• _Exercise requirements_:
Type out the records that follow, exactly as given.

• _Data provided_:
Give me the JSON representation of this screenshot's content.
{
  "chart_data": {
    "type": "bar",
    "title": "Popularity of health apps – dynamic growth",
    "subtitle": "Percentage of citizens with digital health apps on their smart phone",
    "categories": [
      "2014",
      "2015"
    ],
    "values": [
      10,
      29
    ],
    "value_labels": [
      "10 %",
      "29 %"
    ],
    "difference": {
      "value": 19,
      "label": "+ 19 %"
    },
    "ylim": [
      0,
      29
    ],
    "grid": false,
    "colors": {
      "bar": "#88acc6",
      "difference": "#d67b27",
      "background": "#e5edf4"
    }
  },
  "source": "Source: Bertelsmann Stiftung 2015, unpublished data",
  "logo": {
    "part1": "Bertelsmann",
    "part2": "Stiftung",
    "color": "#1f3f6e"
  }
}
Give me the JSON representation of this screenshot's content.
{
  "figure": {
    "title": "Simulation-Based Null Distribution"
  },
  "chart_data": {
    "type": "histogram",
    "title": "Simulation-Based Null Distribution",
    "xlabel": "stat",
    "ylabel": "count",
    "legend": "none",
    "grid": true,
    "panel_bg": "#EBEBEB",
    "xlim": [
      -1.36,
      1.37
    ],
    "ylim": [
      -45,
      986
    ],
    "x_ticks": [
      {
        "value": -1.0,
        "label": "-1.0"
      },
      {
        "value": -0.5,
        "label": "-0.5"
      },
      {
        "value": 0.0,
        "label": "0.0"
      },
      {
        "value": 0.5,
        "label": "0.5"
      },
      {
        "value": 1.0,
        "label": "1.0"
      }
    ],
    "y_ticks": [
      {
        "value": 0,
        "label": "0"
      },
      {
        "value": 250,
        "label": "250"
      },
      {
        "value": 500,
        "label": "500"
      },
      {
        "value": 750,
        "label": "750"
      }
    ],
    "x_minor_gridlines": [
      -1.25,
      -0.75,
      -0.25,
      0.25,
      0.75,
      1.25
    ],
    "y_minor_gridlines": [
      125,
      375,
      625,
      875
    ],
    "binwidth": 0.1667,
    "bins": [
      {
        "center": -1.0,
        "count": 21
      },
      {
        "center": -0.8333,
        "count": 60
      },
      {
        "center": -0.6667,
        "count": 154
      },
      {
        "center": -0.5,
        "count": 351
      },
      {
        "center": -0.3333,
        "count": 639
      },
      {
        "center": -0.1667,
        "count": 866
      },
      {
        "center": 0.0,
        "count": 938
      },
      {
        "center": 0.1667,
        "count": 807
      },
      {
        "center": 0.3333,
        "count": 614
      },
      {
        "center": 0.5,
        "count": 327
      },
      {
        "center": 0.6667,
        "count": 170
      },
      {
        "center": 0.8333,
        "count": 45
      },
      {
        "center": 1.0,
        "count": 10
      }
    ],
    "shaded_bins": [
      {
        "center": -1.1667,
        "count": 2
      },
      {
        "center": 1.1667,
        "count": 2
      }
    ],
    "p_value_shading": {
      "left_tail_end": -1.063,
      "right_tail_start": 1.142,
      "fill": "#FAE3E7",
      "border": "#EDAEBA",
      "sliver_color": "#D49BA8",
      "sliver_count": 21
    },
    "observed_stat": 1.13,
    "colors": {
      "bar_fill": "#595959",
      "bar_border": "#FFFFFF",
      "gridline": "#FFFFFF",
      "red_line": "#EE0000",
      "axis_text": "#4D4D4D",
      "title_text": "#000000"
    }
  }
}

• _Exercise solution_:
Give me the JSON representation of this screenshot's content.
{
  "chart_data": {
    "type": "bar",
    "title": "Popularity of health apps – dynamic growth",
    "subtitle": "Percentage of citizens with digital health apps on their smart phone",
    "categories": [
      "2014",
      "2015"
    ],
    "values": [
      10,
      29
    ],
    "value_labels": [
      "10 %",
      "29 %"
    ],
    "difference": {
      "value": 19,
      "label": "+ 19 %"
    },
    "ylim": [
      0,
      29
    ],
    "grid": false,
    "colors": {
      "bar": "#88acc6",
      "difference": "#d67b27",
      "background": "#e5edf4"
    }
  },
  "source": "Source: Bertelsmann Stiftung 2015, unpublished data",
  "logo": {
    "part1": "Bertelsmann",
    "part2": "Stiftung",
    "color": "#1f3f6e"
  }
}
Give me the JSON representation of this screenshot's content.
{
  "figure": {
    "title": "Simulation-Based Null Distribution"
  },
  "chart_data": {
    "type": "histogram",
    "title": "Simulation-Based Null Distribution",
    "xlabel": "stat",
    "ylabel": "count",
    "legend": "none",
    "grid": true,
    "panel_bg": "#EBEBEB",
    "xlim": [
      -1.36,
      1.37
    ],
    "ylim": [
      -45,
      986
    ],
    "x_ticks": [
      {
        "value": -1.0,
        "label": "-1.0"
      },
      {
        "value": -0.5,
        "label": "-0.5"
      },
      {
        "value": 0.0,
        "label": "0.0"
      },
      {
        "value": 0.5,
        "label": "0.5"
      },
      {
        "value": 1.0,
        "label": "1.0"
      }
    ],
    "y_ticks": [
      {
        "value": 0,
        "label": "0"
      },
      {
        "value": 250,
        "label": "250"
      },
      {
        "value": 500,
        "label": "500"
      },
      {
        "value": 750,
        "label": "750"
      }
    ],
    "x_minor_gridlines": [
      -1.25,
      -0.75,
      -0.25,
      0.25,
      0.75,
      1.25
    ],
    "y_minor_gridlines": [
      125,
      375,
      625,
      875
    ],
    "binwidth": 0.1667,
    "bins": [
      {
        "center": -1.0,
        "count": 21
      },
      {
        "center": -0.8333,
        "count": 60
      },
      {
        "center": -0.6667,
        "count": 154
      },
      {
        "center": -0.5,
        "count": 351
      },
      {
        "center": -0.3333,
        "count": 639
      },
      {
        "center": -0.1667,
        "count": 866
      },
      {
        "center": 0.0,
        "count": 938
      },
      {
        "center": 0.1667,
        "count": 807
      },
      {
        "center": 0.3333,
        "count": 614
      },
      {
        "center": 0.5,
        "count": 327
      },
      {
        "center": 0.6667,
        "count": 170
      },
      {
        "center": 0.8333,
        "count": 45
      },
      {
        "center": 1.0,
        "count": 10
      }
    ],
    "shaded_bins": [
      {
        "center": -1.1667,
        "count": 2
      },
      {
        "center": 1.1667,
        "count": 2
      }
    ],
    "p_value_shading": {
      "left_tail_end": -1.063,
      "right_tail_start": 1.142,
      "fill": "#FAE3E7",
      "border": "#EDAEBA",
      "sliver_color": "#D49BA8",
      "sliver_count": 21
    },
    "observed_stat": 1.13,
    "colors": {
      "bar_fill": "#595959",
      "bar_border": "#FFFFFF",
      "gridline": "#FFFFFF",
      "red_line": "#EE0000",
      "axis_text": "#4D4D4D",
      "title_text": "#000000"
    }
  }
}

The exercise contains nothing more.